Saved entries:

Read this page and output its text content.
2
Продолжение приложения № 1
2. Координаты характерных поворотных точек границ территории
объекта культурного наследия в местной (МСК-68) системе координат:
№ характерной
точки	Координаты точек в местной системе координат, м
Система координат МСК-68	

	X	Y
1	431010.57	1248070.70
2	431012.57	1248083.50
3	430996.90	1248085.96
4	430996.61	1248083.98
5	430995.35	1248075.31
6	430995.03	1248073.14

> GOAL OF THE EXERCISE
The records above must be repeated exactly, every one of them.

> THE OUTPUT
Read this page and output its text content.
2
Продолжение приложения № 1
2. Координаты характерных поворотных точек границ территории
объекта культурного наследия в местной (МСК-68) системе координат:
№ характерной
точки	Координаты точек в местной системе координат, м
Система координат МСК-68	

	X	Y
1	431010.57	1248070.70
2	431012.57	1248083.50
3	430996.90	1248085.96
4	430996.61	1248083.98
5	430995.35	1248075.31
6	430995.03	1248073.14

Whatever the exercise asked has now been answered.